Problem description:
Find the word "MGMP" in the material below and gather every line that contains it.

Available records:
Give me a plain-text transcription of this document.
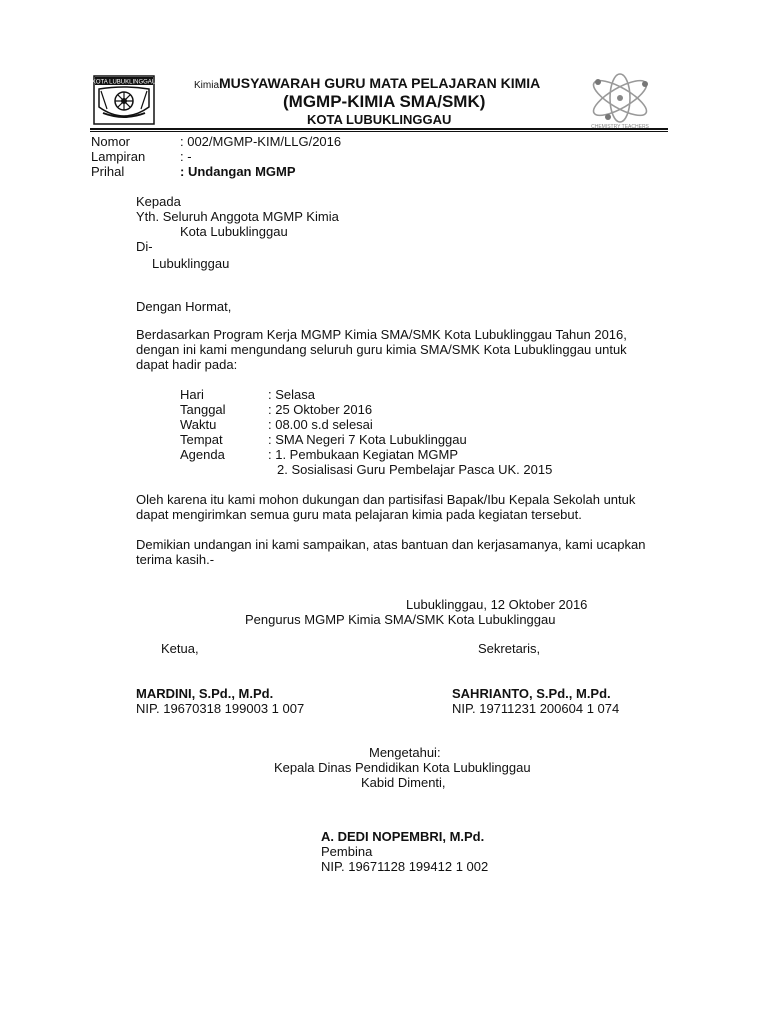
KOTA LUBUKLINGGAU
CHEMISTRY TEACHERS
KimiaMUSYAWARAH GURU MATA PELAJARAN KIMIA
(MGMP-KIMIA SMA/SMK)
KOTA LUBUKLINGGAU
Nomor	: 002/MGMP-KIM/LLG/2016
Lampiran	: -
Prihal	: Undangan MGMP
Kepada
Yth. Seluruh Anggota MGMP Kimia
Kota Lubuklinggau
Di-
Lubuklinggau
Dengan Hormat,
Berdasarkan Program Kerja MGMP Kimia SMA/SMK Kota Lubuklinggau Tahun 2016,
dengan ini kami mengundang seluruh guru kimia SMA/SMK Kota Lubuklinggau untuk
dapat hadir pada:
Hari	: Selasa
Tanggal	: 25 Oktober 2016
Waktu	: 08.00 s.d selesai
Tempat	: SMA Negeri 7 Kota Lubuklinggau
Agenda	: 1. Pembukaan Kegiatan MGMP
2. Sosialisasi Guru Pembelajar Pasca UK. 2015
Oleh karena itu kami mohon dukungan dan partisifasi Bapak/Ibu Kepala Sekolah untuk
dapat mengirimkan semua guru mata pelajaran kimia pada kegiatan tersebut.
Demikian undangan ini kami sampaikan, atas bantuan dan kerjasamanya, kami ucapkan
terima kasih.-
Lubuklinggau, 12 Oktober 2016
Pengurus MGMP Kimia SMA/SMK Kota Lubuklinggau
Ketua,	Sekretaris,
MARDINI, S.Pd., M.Pd.
NIP. 19670318 199003 1 007
SAHRIANTO, S.Pd., M.Pd.
NIP. 19711231 200604 1 074
Mengetahui:
Kepala Dinas Pendidikan Kota Lubuklinggau
Kabid Dimenti,
A. DEDI NOPEMBRI, M.Pd.
Pembina
NIP. 19671128 199412 1 002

Response to this exercise:
(MGMP-KIMIA SMA/SMK)
Nomor	: 002/MGMP-KIM/LLG/2016
Prihal	: Undangan MGMP
Yth. Seluruh Anggota MGMP Kimia
Berdasarkan Program Kerja MGMP Kimia SMA/SMK Kota Lubuklinggau Tahun 2016,
Agenda	: 1. Pembukaan Kegiatan MGMP
Pengurus MGMP Kimia SMA/SMK Kota Lubuklinggau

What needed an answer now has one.